━━━━━ Data to process
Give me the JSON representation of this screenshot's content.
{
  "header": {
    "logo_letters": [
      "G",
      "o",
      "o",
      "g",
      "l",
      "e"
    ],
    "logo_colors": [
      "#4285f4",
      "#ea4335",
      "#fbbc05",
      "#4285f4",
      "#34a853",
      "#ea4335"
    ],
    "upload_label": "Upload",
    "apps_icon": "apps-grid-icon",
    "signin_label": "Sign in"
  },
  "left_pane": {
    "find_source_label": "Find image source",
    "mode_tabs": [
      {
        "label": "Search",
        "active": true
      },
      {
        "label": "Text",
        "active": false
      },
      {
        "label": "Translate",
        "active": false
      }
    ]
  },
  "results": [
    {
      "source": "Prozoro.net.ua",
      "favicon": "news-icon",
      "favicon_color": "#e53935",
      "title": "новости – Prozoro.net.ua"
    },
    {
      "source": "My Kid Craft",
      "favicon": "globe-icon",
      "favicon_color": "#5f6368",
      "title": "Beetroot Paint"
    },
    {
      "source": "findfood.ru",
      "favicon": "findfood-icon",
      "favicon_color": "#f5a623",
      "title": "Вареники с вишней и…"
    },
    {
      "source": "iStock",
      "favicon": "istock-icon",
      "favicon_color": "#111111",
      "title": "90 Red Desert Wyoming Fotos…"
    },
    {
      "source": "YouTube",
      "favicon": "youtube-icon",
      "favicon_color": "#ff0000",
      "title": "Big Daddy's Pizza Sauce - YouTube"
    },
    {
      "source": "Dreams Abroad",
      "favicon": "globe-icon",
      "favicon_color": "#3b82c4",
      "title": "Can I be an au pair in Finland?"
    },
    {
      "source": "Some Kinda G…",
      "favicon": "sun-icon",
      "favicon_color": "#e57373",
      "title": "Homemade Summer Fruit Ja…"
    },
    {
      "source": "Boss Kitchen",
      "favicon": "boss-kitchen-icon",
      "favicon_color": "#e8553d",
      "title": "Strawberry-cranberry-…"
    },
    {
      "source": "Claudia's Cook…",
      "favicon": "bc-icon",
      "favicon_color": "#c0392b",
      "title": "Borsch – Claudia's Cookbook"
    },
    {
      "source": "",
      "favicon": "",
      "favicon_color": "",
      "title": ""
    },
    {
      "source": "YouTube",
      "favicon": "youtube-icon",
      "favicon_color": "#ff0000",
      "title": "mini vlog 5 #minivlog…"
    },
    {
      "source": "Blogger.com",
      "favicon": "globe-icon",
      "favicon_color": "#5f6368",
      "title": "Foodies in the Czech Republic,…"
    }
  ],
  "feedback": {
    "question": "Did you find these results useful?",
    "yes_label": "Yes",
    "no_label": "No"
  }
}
━━━━━━━━━━
Write the entire listing out again, word for word.

* Complete response:
Give me the JSON representation of this screenshot's content.
{
  "header": {
    "logo_letters": [
      "G",
      "o",
      "o",
      "g",
      "l",
      "e"
    ],
    "logo_colors": [
      "#4285f4",
      "#ea4335",
      "#fbbc05",
      "#4285f4",
      "#34a853",
      "#ea4335"
    ],
    "upload_label": "Upload",
    "apps_icon": "apps-grid-icon",
    "signin_label": "Sign in"
  },
  "left_pane": {
    "find_source_label": "Find image source",
    "mode_tabs": [
      {
        "label": "Search",
        "active": true
      },
      {
        "label": "Text",
        "active": false
      },
      {
        "label": "Translate",
        "active": false
      }
    ]
  },
  "results": [
    {
      "source": "Prozoro.net.ua",
      "favicon": "news-icon",
      "favicon_color": "#e53935",
      "title": "новости – Prozoro.net.ua"
    },
    {
      "source": "My Kid Craft",
      "favicon": "globe-icon",
      "favicon_color": "#5f6368",
      "title": "Beetroot Paint"
    },
    {
      "source": "findfood.ru",
      "favicon": "findfood-icon",
      "favicon_color": "#f5a623",
      "title": "Вареники с вишней и…"
    },
    {
      "source": "iStock",
      "favicon": "istock-icon",
      "favicon_color": "#111111",
      "title": "90 Red Desert Wyoming Fotos…"
    },
    {
      "source": "YouTube",
      "favicon": "youtube-icon",
      "favicon_color": "#ff0000",
      "title": "Big Daddy's Pizza Sauce - YouTube"
    },
    {
      "source": "Dreams Abroad",
      "favicon": "globe-icon",
      "favicon_color": "#3b82c4",
      "title": "Can I be an au pair in Finland?"
    },
    {
      "source": "Some Kinda G…",
      "favicon": "sun-icon",
      "favicon_color": "#e57373",
      "title": "Homemade Summer Fruit Ja…"
    },
    {
      "source": "Boss Kitchen",
      "favicon": "boss-kitchen-icon",
      "favicon_color": "#e8553d",
      "title": "Strawberry-cranberry-…"
    },
    {
      "source": "Claudia's Cook…",
      "favicon": "bc-icon",
      "favicon_color": "#c0392b",
      "title": "Borsch – Claudia's Cookbook"
    },
    {
      "source": "",
      "favicon": "",
      "favicon_color": "",
      "title": ""
    },
    {
      "source": "YouTube",
      "favicon": "youtube-icon",
      "favicon_color": "#ff0000",
      "title": "mini vlog 5 #minivlog…"
    },
    {
      "source": "Blogger.com",
      "favicon": "globe-icon",
      "favicon_color": "#5f6368",
      "title": "Foodies in the Czech Republic,…"
    }
  ],
  "feedback": {
    "question": "Did you find these results useful?",
    "yes_label": "Yes",
    "no_label": "No"
  }
}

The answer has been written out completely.